» **GIVEN PROBLEM**: Review the lines that follow and copy each one that contains the word "parents".
## START INFORMATION SHOWN
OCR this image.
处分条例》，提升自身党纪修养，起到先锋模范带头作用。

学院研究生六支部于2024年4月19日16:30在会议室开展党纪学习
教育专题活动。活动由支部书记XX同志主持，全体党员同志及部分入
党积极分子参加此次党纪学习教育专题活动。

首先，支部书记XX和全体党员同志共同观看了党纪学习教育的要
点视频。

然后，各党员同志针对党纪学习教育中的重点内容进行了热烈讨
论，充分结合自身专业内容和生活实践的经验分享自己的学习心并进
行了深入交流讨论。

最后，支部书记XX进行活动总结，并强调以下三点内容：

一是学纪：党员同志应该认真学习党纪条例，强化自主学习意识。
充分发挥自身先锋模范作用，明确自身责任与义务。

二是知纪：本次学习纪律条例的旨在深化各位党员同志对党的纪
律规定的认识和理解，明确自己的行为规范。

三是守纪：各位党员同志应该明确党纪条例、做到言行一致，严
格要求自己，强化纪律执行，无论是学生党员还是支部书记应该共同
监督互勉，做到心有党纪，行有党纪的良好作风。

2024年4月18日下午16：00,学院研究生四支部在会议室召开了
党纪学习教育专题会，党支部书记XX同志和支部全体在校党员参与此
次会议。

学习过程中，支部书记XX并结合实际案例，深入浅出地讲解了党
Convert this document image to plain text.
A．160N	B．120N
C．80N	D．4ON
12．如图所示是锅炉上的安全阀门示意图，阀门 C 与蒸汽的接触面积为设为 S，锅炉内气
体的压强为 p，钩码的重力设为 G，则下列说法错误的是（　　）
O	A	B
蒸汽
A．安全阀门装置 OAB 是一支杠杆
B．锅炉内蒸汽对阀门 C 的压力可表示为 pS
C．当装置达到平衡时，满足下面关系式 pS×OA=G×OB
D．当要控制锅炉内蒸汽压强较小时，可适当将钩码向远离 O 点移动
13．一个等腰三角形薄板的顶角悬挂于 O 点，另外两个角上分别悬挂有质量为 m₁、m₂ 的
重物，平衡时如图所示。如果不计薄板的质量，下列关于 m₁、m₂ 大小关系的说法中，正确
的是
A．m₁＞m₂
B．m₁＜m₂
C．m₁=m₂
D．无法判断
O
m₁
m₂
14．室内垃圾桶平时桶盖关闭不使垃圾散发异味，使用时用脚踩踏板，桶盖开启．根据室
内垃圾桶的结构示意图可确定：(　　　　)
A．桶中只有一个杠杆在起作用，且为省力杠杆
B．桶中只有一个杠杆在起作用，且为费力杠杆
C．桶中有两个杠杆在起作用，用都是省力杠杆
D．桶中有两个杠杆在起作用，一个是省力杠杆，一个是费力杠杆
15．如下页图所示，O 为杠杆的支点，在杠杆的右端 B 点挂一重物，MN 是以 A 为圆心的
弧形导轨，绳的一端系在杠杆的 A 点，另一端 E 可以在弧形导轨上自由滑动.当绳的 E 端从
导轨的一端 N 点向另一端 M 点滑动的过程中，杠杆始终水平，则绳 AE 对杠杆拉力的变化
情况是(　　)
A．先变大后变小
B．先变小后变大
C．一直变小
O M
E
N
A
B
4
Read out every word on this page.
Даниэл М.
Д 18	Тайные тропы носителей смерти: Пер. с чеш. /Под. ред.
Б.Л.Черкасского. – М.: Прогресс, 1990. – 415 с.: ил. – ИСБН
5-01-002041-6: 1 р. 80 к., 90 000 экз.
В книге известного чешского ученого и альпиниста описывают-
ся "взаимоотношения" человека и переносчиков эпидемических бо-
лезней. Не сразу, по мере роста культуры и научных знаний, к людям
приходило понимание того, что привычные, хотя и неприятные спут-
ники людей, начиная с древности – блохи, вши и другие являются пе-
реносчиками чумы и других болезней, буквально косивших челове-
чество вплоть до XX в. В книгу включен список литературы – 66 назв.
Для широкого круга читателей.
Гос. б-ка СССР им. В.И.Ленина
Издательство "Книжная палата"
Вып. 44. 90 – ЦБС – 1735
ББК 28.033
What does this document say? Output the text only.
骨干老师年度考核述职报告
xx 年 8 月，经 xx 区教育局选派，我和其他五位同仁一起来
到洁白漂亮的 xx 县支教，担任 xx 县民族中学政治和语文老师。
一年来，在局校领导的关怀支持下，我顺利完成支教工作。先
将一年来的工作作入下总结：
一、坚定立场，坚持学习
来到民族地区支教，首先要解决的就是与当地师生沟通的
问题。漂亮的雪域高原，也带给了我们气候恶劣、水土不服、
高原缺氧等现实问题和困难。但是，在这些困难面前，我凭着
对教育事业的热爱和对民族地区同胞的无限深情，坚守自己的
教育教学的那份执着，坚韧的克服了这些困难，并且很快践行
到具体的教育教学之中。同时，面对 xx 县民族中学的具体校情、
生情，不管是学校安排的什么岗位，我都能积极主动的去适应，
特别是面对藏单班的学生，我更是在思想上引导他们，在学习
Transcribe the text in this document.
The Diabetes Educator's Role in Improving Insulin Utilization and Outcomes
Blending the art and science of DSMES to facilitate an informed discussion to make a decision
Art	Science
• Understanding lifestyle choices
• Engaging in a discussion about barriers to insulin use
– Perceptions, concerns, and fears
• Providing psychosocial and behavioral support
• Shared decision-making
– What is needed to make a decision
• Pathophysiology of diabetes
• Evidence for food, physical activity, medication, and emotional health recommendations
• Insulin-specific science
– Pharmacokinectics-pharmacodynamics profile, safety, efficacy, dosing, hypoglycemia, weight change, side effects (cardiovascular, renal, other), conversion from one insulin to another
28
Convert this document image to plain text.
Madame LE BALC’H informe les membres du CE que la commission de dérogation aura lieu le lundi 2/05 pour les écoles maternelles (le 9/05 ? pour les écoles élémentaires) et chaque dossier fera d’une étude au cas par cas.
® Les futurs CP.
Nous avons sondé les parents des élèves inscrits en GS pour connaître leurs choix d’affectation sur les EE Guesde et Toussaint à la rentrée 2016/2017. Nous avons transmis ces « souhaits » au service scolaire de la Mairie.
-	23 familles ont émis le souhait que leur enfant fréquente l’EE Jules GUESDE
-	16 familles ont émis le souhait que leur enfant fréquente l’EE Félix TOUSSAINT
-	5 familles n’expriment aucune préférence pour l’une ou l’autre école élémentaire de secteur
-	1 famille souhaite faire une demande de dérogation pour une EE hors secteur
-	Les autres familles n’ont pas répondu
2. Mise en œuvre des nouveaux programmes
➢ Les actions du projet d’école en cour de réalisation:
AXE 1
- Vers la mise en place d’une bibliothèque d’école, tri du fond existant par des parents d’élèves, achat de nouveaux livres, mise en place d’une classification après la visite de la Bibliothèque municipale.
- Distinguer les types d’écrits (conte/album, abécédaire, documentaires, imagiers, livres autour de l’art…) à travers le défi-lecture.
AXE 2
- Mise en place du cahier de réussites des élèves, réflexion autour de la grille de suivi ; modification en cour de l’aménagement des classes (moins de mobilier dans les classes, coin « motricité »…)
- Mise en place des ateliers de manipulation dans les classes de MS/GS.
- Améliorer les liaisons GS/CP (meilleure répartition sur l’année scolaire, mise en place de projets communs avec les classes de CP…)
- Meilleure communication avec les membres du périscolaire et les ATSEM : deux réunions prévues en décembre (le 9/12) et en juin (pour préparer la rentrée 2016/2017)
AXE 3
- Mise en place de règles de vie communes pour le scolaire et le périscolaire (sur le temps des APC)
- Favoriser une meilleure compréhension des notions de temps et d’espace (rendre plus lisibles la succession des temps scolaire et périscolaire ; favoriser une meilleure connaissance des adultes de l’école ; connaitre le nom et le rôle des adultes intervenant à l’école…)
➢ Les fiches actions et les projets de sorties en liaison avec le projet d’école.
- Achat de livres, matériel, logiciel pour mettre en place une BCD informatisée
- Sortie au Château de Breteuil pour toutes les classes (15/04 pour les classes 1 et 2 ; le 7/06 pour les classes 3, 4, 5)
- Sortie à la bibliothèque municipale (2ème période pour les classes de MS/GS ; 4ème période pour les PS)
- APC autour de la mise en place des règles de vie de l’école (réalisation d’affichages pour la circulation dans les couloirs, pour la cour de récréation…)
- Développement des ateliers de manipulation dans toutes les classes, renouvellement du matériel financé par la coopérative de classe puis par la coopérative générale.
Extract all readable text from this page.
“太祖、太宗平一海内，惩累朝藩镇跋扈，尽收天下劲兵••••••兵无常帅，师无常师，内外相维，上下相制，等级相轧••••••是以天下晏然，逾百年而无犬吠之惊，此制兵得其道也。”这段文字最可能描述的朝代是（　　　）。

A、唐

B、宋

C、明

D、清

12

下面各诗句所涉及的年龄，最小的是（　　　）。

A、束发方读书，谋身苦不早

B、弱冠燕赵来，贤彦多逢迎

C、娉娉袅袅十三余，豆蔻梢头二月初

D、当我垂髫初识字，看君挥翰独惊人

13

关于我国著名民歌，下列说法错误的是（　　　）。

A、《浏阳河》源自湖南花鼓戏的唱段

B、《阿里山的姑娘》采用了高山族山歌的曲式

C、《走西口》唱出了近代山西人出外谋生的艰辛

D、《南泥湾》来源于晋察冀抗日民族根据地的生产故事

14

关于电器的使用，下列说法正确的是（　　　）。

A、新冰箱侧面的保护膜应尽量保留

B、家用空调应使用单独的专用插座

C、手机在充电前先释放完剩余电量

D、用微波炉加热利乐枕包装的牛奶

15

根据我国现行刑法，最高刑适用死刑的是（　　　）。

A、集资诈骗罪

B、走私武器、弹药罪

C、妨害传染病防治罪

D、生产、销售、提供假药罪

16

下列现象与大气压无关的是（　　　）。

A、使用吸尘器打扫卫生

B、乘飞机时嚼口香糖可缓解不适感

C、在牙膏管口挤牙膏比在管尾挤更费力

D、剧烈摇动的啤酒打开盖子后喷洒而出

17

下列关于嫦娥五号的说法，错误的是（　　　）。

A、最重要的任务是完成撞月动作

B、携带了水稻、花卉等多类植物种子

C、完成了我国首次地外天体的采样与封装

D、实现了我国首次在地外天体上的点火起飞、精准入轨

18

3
## END INFORMATION SHOWN
» **RESPONSE TO THE EXERCISE**:
Nous avons sondé les parents des élèves inscrits en GS pour connaître leurs choix d’affectation sur les EE Guesde et Toussaint à la rentrée 2016/2017. Nous avons transmis ces « souhaits » au service scolaire de la Mairie.
- Vers la mise en place d’une bibliothèque d’école, tri du fond existant par des parents d’élèves, achat de nouveaux livres, mise en place d’une classification après la visite de la Bibliothèque municipale.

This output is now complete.